>> BEGIN PROVIDED INFORMATION
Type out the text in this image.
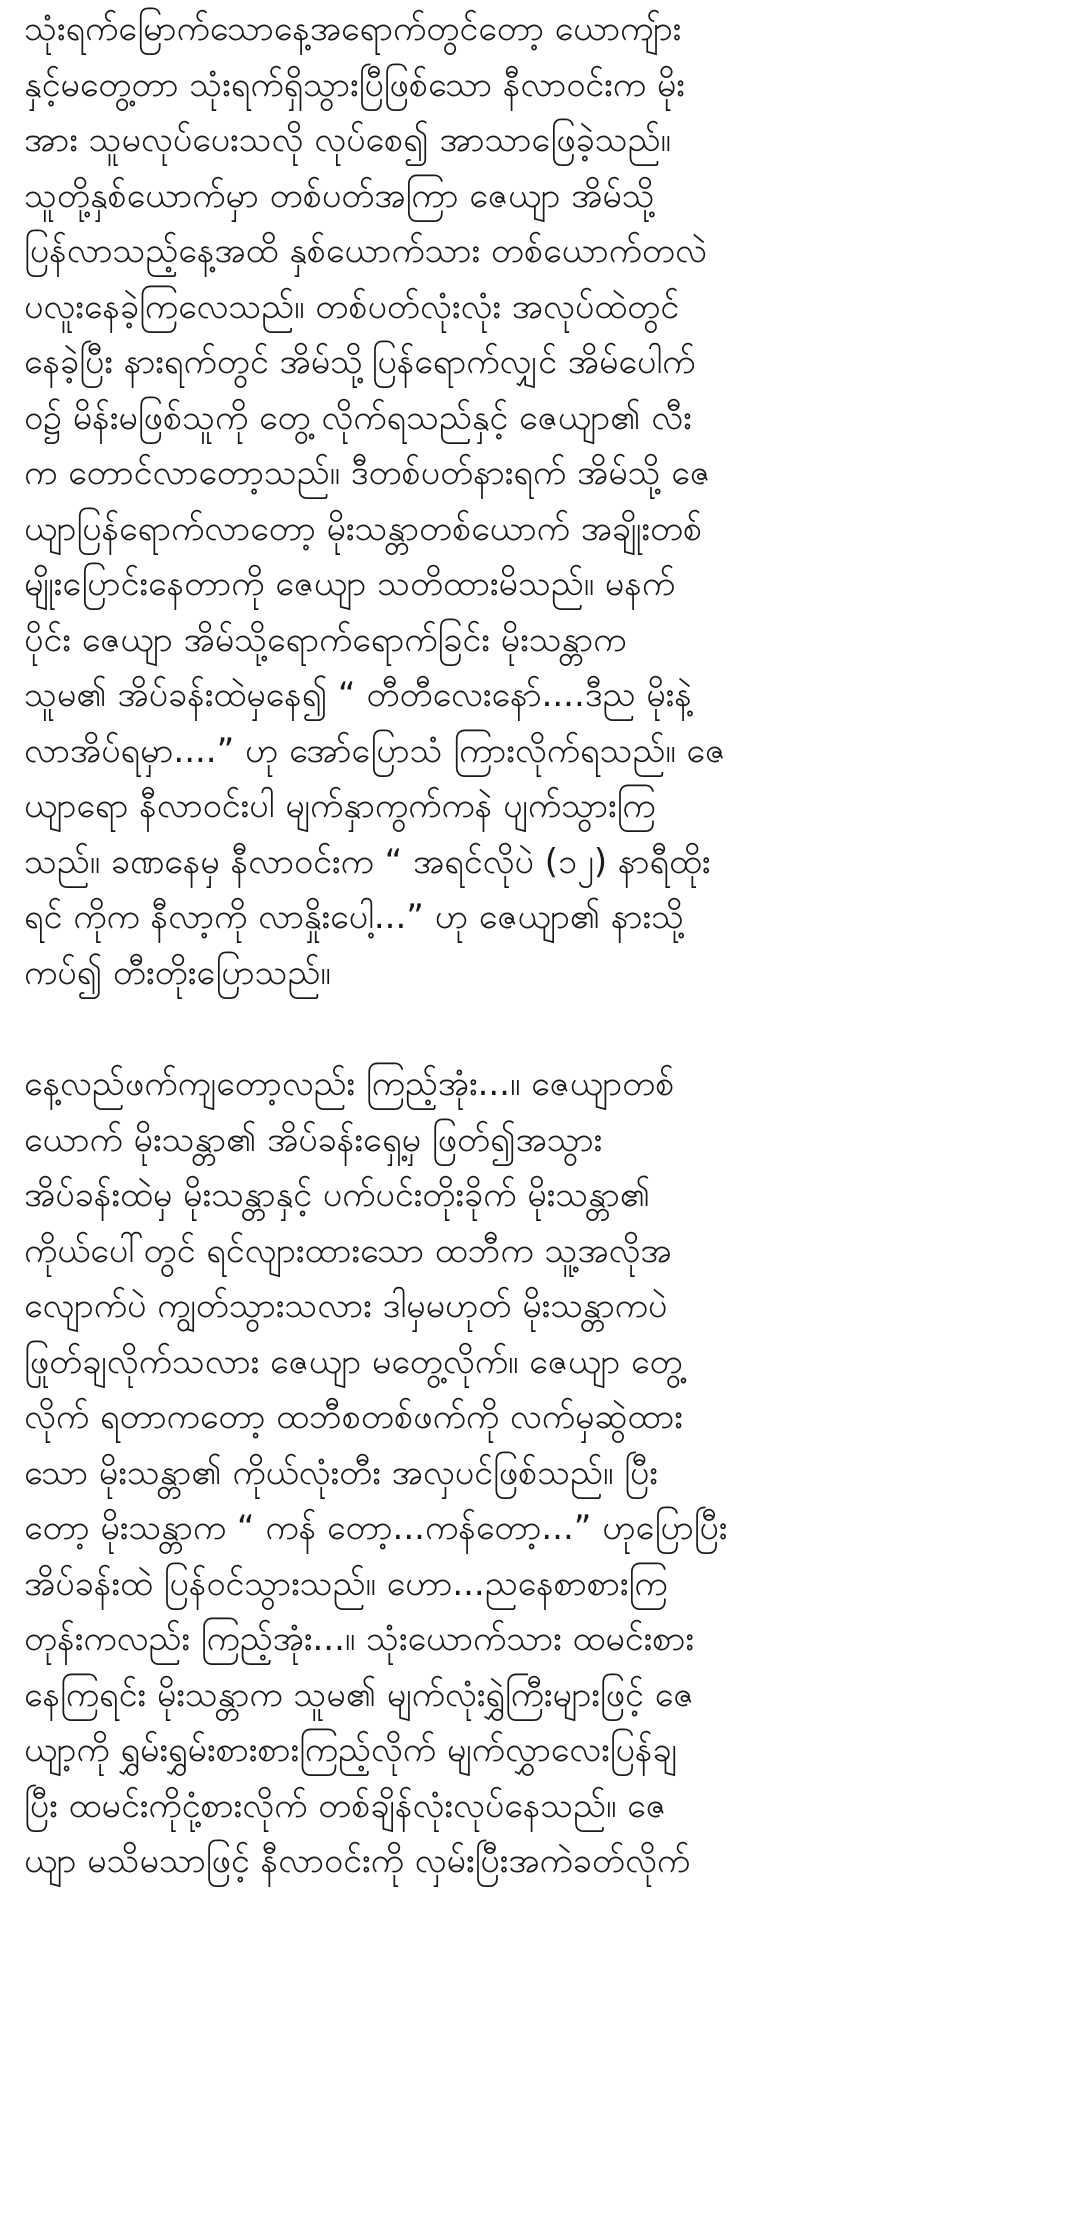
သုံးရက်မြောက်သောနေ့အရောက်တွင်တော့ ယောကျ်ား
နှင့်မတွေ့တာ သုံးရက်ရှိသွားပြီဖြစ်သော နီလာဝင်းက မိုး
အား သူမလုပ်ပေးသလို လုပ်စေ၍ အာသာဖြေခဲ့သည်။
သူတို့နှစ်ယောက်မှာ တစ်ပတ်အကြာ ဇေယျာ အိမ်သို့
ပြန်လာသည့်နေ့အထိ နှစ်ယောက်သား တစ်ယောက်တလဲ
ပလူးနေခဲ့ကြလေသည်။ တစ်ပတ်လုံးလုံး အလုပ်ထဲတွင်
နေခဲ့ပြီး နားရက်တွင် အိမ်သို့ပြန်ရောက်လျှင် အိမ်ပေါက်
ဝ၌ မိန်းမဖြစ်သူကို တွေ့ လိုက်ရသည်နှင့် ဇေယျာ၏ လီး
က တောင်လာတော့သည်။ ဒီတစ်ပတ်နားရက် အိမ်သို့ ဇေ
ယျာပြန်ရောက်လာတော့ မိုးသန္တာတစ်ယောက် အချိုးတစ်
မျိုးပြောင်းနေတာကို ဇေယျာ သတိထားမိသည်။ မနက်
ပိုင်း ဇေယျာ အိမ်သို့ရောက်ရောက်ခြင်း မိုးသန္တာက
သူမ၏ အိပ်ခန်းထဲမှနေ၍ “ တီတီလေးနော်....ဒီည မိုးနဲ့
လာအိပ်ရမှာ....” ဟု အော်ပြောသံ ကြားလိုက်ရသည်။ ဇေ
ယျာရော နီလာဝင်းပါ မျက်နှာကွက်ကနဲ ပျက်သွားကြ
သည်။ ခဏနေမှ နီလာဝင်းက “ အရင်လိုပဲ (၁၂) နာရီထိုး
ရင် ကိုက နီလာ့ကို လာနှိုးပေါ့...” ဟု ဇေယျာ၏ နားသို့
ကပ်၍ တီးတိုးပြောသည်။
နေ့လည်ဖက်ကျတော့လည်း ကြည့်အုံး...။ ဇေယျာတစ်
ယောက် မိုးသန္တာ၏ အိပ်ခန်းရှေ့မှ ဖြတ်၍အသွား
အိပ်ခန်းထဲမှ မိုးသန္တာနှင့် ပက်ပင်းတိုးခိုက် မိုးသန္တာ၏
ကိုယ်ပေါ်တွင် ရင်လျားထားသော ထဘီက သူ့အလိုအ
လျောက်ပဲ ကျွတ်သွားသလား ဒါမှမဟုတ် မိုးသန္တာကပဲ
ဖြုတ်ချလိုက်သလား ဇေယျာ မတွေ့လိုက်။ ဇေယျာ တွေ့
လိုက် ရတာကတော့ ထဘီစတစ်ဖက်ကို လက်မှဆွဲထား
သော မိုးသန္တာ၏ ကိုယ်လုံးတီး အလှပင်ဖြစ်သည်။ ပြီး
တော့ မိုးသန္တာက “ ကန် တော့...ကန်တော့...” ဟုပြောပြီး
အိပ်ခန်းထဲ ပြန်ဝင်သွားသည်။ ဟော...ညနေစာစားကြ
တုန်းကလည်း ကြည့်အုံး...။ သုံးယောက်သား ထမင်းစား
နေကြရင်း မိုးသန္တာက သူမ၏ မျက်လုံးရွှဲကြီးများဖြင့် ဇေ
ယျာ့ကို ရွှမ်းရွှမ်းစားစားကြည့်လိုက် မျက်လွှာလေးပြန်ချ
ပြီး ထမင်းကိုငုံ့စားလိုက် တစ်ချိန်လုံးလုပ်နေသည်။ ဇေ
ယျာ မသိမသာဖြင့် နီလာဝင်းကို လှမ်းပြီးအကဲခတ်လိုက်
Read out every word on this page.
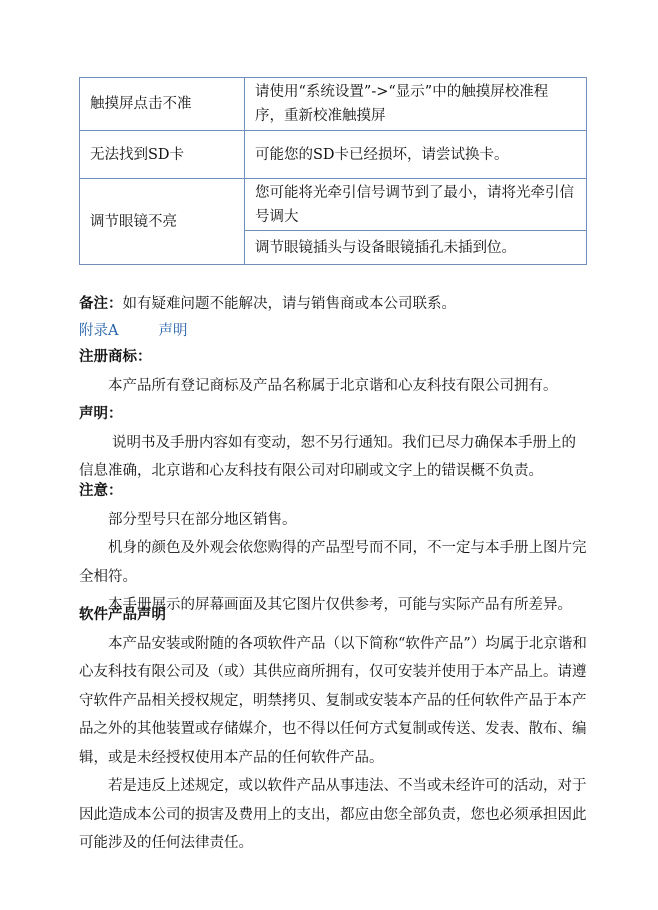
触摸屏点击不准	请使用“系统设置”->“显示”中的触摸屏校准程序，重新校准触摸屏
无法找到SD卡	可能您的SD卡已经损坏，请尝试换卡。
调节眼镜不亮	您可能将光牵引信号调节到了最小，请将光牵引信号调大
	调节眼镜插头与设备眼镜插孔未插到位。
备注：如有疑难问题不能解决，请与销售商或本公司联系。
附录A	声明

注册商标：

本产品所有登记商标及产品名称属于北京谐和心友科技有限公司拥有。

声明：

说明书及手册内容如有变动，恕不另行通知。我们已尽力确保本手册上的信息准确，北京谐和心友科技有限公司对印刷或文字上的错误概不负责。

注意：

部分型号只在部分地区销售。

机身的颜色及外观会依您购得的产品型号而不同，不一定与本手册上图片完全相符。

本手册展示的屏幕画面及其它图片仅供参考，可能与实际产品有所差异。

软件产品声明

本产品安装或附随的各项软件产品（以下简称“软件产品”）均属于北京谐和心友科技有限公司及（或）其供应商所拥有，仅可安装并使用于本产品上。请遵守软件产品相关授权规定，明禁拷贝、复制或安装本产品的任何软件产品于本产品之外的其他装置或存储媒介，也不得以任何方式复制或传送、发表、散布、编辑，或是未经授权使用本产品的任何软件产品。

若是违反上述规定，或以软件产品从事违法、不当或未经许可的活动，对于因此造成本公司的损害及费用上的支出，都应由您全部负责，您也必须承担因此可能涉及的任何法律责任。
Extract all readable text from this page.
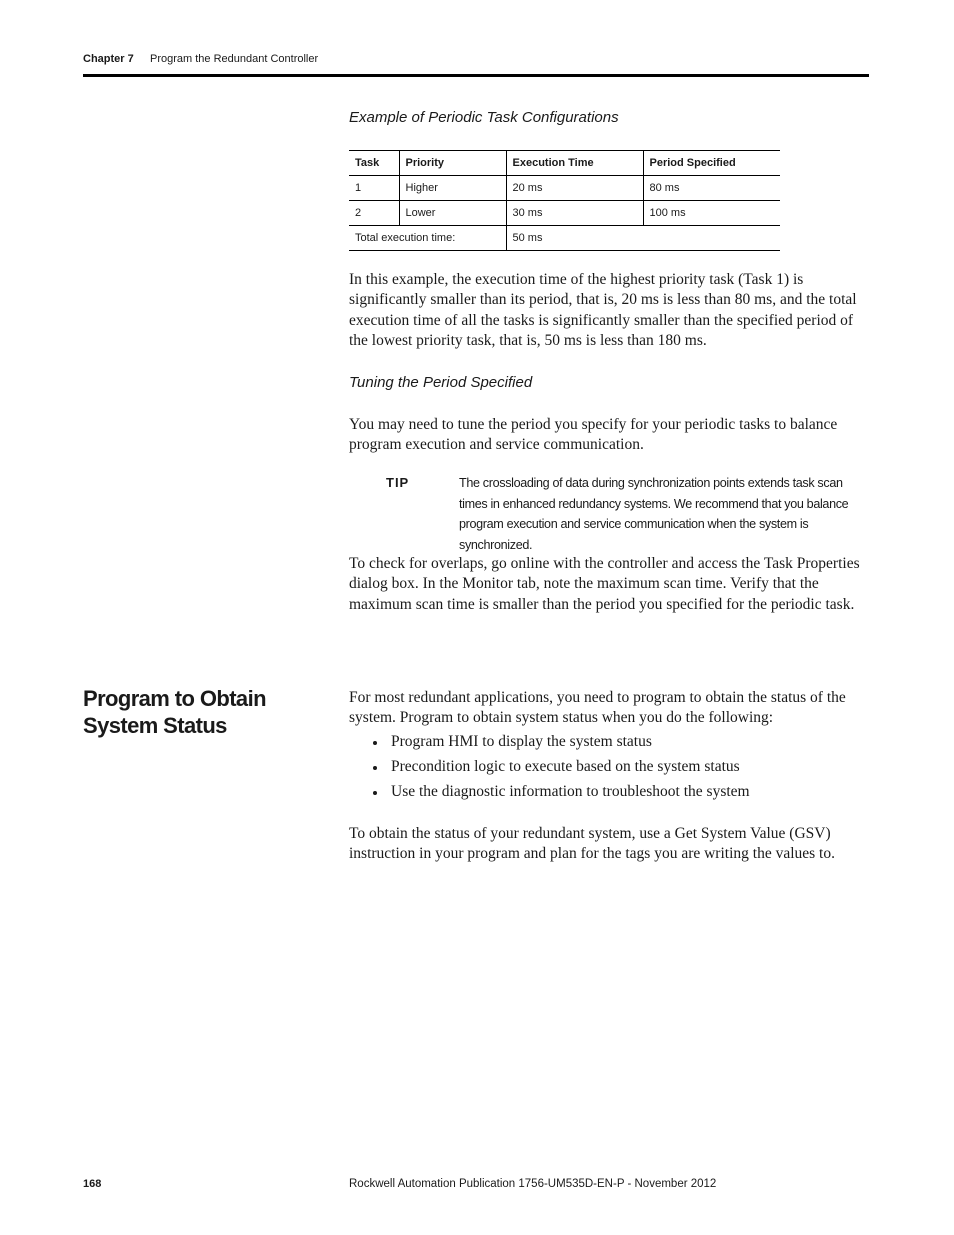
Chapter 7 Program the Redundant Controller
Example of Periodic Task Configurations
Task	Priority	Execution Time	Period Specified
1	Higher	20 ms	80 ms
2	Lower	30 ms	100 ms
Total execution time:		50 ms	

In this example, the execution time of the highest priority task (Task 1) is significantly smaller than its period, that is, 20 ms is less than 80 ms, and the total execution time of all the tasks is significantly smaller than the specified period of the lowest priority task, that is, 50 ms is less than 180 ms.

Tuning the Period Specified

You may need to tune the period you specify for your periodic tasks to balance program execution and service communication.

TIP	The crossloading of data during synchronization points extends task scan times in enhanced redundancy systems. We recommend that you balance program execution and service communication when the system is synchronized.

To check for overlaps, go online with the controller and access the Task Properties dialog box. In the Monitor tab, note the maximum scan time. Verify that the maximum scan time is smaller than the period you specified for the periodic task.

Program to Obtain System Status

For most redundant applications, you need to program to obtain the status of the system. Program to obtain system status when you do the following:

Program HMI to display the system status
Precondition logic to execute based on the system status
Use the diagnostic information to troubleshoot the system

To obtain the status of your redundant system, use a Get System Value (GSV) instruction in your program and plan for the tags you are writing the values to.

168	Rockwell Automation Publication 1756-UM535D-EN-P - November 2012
>> END PROVIDED INFORMATION
List the lines of the records where "service" occurs.

*WORKED SOLUTION*.
You may need to tune the period you specify for your periodic tasks to balance program execution and service communication.
TIP	The crossloading of data during synchronization points extends task scan times in enhanced redundancy systems. We recommend that you balance program execution and service communication when the system is synchronized.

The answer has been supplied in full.